WHAT TO DO:
Everything in the listing except the pictures should be written out exactly.

ITEMS:
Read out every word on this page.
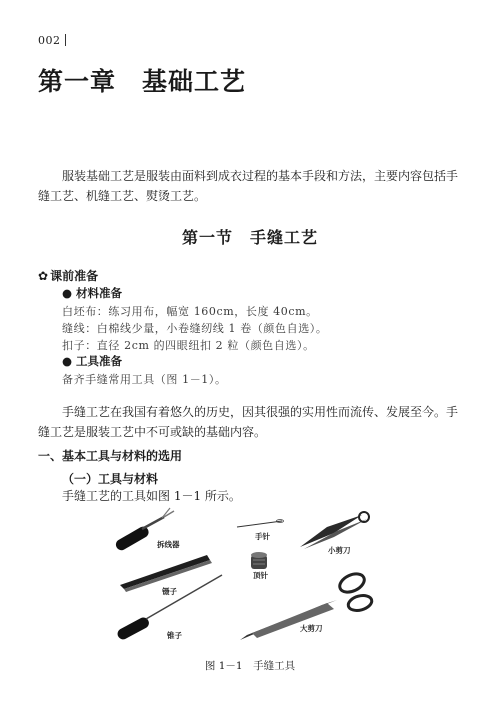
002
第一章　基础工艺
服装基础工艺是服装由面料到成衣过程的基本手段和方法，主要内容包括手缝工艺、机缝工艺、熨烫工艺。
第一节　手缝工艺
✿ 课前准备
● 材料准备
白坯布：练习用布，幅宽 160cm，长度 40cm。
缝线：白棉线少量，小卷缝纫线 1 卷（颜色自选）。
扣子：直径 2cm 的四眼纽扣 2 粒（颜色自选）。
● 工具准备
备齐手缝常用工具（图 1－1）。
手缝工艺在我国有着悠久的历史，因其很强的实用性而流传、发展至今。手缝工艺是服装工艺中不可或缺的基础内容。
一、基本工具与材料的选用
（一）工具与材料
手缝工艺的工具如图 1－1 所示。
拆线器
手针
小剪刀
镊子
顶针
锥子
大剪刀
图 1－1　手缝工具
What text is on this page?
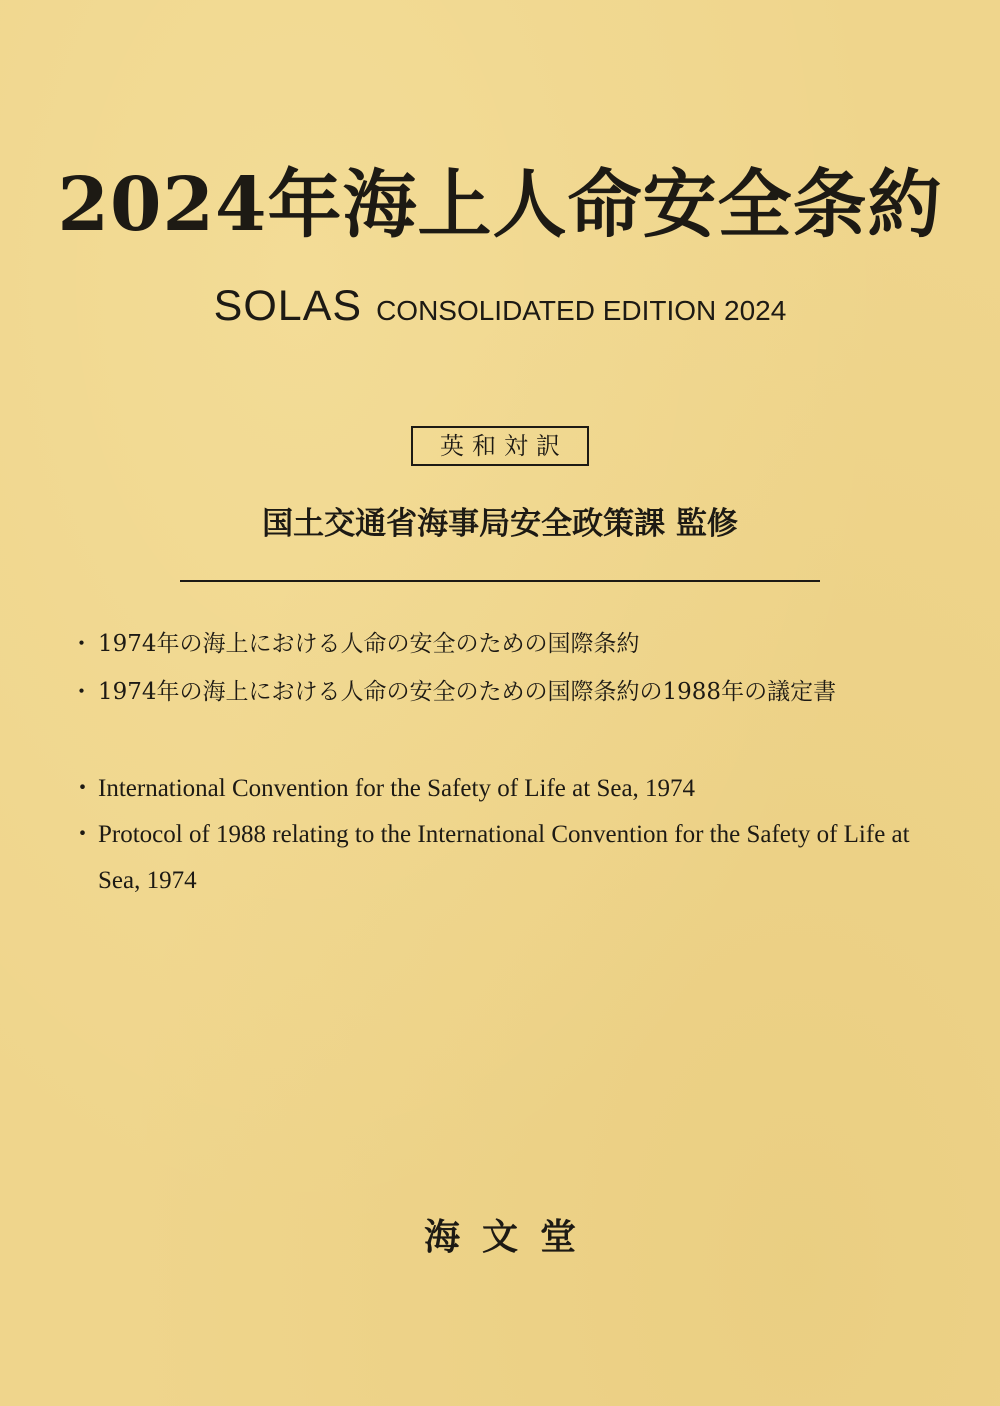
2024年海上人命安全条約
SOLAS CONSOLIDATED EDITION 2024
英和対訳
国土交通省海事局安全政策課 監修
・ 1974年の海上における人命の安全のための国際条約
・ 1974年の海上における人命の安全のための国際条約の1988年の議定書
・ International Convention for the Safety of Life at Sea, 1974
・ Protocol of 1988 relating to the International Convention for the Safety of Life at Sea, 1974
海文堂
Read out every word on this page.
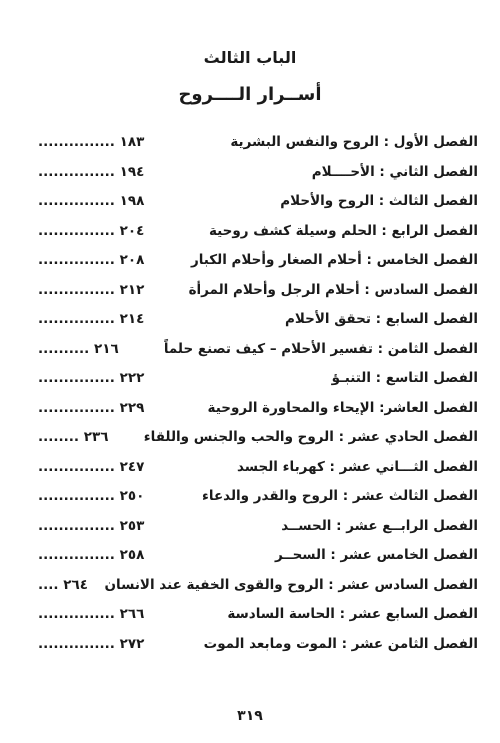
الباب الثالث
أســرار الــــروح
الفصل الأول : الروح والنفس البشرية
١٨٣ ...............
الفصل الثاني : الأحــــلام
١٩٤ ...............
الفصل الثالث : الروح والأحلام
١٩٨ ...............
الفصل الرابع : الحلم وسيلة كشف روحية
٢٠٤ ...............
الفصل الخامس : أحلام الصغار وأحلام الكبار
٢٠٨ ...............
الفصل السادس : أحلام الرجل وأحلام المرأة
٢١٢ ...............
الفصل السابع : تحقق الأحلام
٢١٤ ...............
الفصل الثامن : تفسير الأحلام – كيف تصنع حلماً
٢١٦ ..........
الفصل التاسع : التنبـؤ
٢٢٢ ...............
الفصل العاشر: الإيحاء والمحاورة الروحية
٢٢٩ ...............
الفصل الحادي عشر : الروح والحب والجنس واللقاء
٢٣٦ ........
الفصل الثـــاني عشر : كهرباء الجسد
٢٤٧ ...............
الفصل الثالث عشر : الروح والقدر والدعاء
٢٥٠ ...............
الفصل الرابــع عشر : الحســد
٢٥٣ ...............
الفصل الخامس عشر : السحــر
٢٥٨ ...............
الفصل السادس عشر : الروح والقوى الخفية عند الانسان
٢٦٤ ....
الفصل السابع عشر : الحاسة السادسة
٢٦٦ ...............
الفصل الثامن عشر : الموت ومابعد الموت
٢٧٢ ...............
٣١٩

COMPLETE OUTPUT:
Read out every word on this page.
002
第一章　基础工艺
服装基础工艺是服装由面料到成衣过程的基本手段和方法，主要内容包括手缝工艺、机缝工艺、熨烫工艺。
第一节　手缝工艺
✿ 课前准备
● 材料准备
白坯布：练习用布，幅宽 160cm，长度 40cm。
缝线：白棉线少量，小卷缝纫线 1 卷（颜色自选）。
扣子：直径 2cm 的四眼纽扣 2 粒（颜色自选）。
● 工具准备
备齐手缝常用工具（图 1－1）。
手缝工艺在我国有着悠久的历史，因其很强的实用性而流传、发展至今。手缝工艺是服装工艺中不可或缺的基础内容。
一、基本工具与材料的选用
（一）工具与材料
手缝工艺的工具如图 1－1 所示。
拆线器
手针
小剪刀
镊子
顶针
锥子
大剪刀
图 1－1　手缝工具
What text is on this page?
2024年海上人命安全条約
SOLAS CONSOLIDATED EDITION 2024
英和対訳
国土交通省海事局安全政策課 監修
・ 1974年の海上における人命の安全のための国際条約
・ 1974年の海上における人命の安全のための国際条約の1988年の議定書
・ International Convention for the Safety of Life at Sea, 1974
・ Protocol of 1988 relating to the International Convention for the Safety of Life at Sea, 1974
海文堂
Read out every word on this page.
الباب الثالث
أســرار الــــروح
الفصل الأول : الروح والنفس البشرية
١٨٣ ...............
الفصل الثاني : الأحــــلام
١٩٤ ...............
الفصل الثالث : الروح والأحلام
١٩٨ ...............
الفصل الرابع : الحلم وسيلة كشف روحية
٢٠٤ ...............
الفصل الخامس : أحلام الصغار وأحلام الكبار
٢٠٨ ...............
الفصل السادس : أحلام الرجل وأحلام المرأة
٢١٢ ...............
الفصل السابع : تحقق الأحلام
٢١٤ ...............
الفصل الثامن : تفسير الأحلام – كيف تصنع حلماً
٢١٦ ..........
الفصل التاسع : التنبـؤ
٢٢٢ ...............
الفصل العاشر: الإيحاء والمحاورة الروحية
٢٢٩ ...............
الفصل الحادي عشر : الروح والحب والجنس واللقاء
٢٣٦ ........
الفصل الثـــاني عشر : كهرباء الجسد
٢٤٧ ...............
الفصل الثالث عشر : الروح والقدر والدعاء
٢٥٠ ...............
الفصل الرابــع عشر : الحســد
٢٥٣ ...............
الفصل الخامس عشر : السحــر
٢٥٨ ...............
الفصل السادس عشر : الروح والقوى الخفية عند الانسان
٢٦٤ ....
الفصل السابع عشر : الحاسة السادسة
٢٦٦ ...............
الفصل الثامن عشر : الموت ومابعد الموت
٢٧٢ ...............
٣١٩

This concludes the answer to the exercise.